___ Given data
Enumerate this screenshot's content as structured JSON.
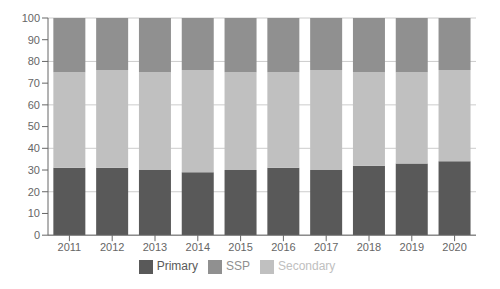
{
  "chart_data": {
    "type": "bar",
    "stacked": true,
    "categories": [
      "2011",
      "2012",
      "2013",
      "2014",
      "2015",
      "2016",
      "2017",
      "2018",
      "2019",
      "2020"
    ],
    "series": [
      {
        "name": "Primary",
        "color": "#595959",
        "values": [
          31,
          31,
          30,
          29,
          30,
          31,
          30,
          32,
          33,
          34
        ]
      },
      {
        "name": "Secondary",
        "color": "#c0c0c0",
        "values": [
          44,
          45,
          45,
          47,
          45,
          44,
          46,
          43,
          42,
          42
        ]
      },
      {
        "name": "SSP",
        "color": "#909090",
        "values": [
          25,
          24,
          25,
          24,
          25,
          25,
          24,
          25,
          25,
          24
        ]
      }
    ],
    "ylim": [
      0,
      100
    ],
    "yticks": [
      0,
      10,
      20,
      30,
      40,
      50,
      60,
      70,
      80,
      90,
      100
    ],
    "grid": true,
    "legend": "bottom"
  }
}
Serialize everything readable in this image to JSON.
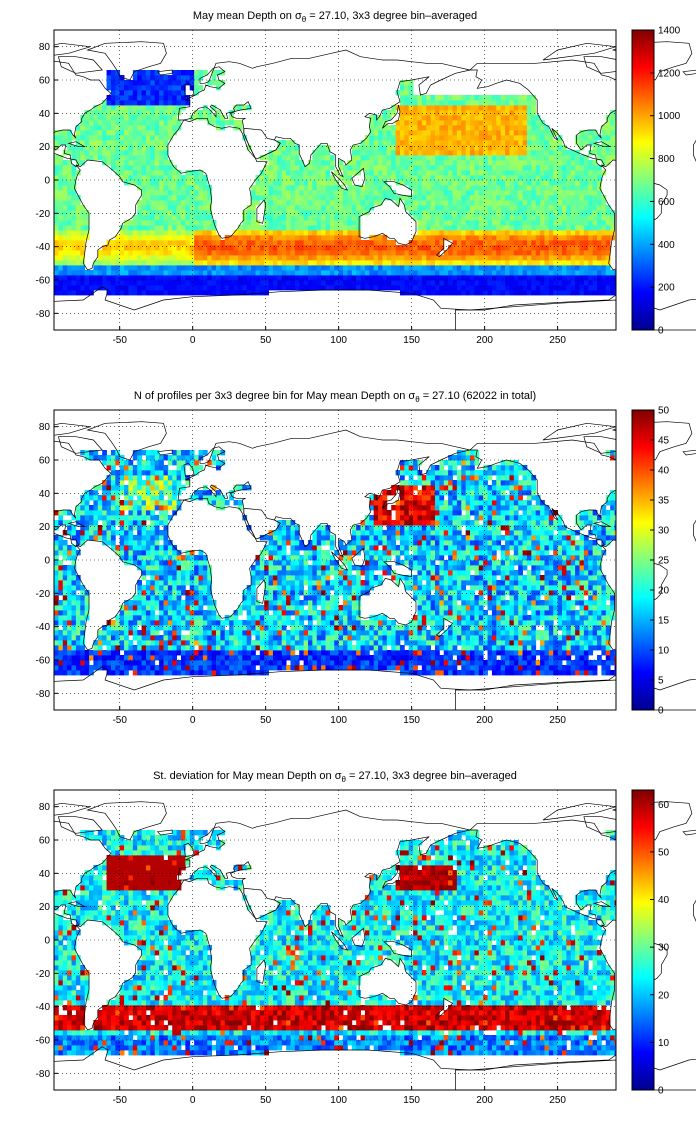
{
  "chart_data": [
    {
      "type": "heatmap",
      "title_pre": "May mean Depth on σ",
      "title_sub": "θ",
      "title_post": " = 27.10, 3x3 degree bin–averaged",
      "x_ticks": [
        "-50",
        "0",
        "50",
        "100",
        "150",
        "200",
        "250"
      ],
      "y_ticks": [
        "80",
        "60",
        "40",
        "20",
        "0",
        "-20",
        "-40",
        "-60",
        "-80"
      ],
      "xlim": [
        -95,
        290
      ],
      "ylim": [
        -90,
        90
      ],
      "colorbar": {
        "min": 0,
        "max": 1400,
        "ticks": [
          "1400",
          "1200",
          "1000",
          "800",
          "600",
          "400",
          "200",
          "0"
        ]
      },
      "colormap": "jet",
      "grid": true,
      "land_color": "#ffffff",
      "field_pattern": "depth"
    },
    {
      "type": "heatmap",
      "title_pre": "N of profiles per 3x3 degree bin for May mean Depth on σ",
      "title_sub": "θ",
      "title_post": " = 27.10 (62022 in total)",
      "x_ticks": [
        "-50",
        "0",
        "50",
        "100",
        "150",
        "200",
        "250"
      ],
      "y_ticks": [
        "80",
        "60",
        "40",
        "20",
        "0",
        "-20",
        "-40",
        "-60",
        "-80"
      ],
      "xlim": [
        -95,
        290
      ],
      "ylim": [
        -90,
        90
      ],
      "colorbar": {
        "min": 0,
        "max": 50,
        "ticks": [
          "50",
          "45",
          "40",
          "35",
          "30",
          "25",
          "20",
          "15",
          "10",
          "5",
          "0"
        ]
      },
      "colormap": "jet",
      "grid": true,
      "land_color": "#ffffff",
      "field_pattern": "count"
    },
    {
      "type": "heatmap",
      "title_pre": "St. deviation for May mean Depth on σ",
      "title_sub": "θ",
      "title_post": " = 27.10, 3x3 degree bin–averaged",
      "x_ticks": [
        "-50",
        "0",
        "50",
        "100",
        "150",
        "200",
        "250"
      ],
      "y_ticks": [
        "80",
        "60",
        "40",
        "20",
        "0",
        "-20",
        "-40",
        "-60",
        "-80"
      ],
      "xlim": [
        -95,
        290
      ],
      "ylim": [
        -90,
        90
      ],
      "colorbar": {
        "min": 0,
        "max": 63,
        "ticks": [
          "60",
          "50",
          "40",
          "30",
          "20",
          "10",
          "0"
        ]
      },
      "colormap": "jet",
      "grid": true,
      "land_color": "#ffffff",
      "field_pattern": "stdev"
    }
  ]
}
______
What this task involves:
Images in the data above are to be skipped. Retype all other material exactly.

Response to the task:
Enumerate this screenshot's content as structured JSON.
{
  "chart_data": {
    "type": "bar",
    "stacked": true,
    "categories": [
      "2011",
      "2012",
      "2013",
      "2014",
      "2015",
      "2016",
      "2017",
      "2018",
      "2019",
      "2020"
    ],
    "series": [
      {
        "name": "Primary",
        "color": "#595959",
        "values": [
          31,
          31,
          30,
          29,
          30,
          31,
          30,
          32,
          33,
          34
        ]
      },
      {
        "name": "Secondary",
        "color": "#c0c0c0",
        "values": [
          44,
          45,
          45,
          47,
          45,
          44,
          46,
          43,
          42,
          42
        ]
      },
      {
        "name": "SSP",
        "color": "#909090",
        "values": [
          25,
          24,
          25,
          24,
          25,
          25,
          24,
          25,
          25,
          24
        ]
      }
    ],
    "ylim": [
      0,
      100
    ],
    "yticks": [
      0,
      10,
      20,
      30,
      40,
      50,
      60,
      70,
      80,
      90,
      100
    ],
    "grid": true,
    "legend": "bottom"
  }
}
Serialize everything readable in this image to JSON.
{
  "chart_data": [
    {
      "type": "heatmap",
      "title_pre": "May mean Depth on σ",
      "title_sub": "θ",
      "title_post": " = 27.10, 3x3 degree bin–averaged",
      "x_ticks": [
        "-50",
        "0",
        "50",
        "100",
        "150",
        "200",
        "250"
      ],
      "y_ticks": [
        "80",
        "60",
        "40",
        "20",
        "0",
        "-20",
        "-40",
        "-60",
        "-80"
      ],
      "xlim": [
        -95,
        290
      ],
      "ylim": [
        -90,
        90
      ],
      "colorbar": {
        "min": 0,
        "max": 1400,
        "ticks": [
          "1400",
          "1200",
          "1000",
          "800",
          "600",
          "400",
          "200",
          "0"
        ]
      },
      "colormap": "jet",
      "grid": true,
      "land_color": "#ffffff",
      "field_pattern": "depth"
    },
    {
      "type": "heatmap",
      "title_pre": "N of profiles per 3x3 degree bin for May mean Depth on σ",
      "title_sub": "θ",
      "title_post": " = 27.10 (62022 in total)",
      "x_ticks": [
        "-50",
        "0",
        "50",
        "100",
        "150",
        "200",
        "250"
      ],
      "y_ticks": [
        "80",
        "60",
        "40",
        "20",
        "0",
        "-20",
        "-40",
        "-60",
        "-80"
      ],
      "xlim": [
        -95,
        290
      ],
      "ylim": [
        -90,
        90
      ],
      "colorbar": {
        "min": 0,
        "max": 50,
        "ticks": [
          "50",
          "45",
          "40",
          "35",
          "30",
          "25",
          "20",
          "15",
          "10",
          "5",
          "0"
        ]
      },
      "colormap": "jet",
      "grid": true,
      "land_color": "#ffffff",
      "field_pattern": "count"
    },
    {
      "type": "heatmap",
      "title_pre": "St. deviation for May mean Depth on σ",
      "title_sub": "θ",
      "title_post": " = 27.10, 3x3 degree bin–averaged",
      "x_ticks": [
        "-50",
        "0",
        "50",
        "100",
        "150",
        "200",
        "250"
      ],
      "y_ticks": [
        "80",
        "60",
        "40",
        "20",
        "0",
        "-20",
        "-40",
        "-60",
        "-80"
      ],
      "xlim": [
        -95,
        290
      ],
      "ylim": [
        -90,
        90
      ],
      "colorbar": {
        "min": 0,
        "max": 63,
        "ticks": [
          "60",
          "50",
          "40",
          "30",
          "20",
          "10",
          "0"
        ]
      },
      "colormap": "jet",
      "grid": true,
      "land_color": "#ffffff",
      "field_pattern": "stdev"
    }
  ]
}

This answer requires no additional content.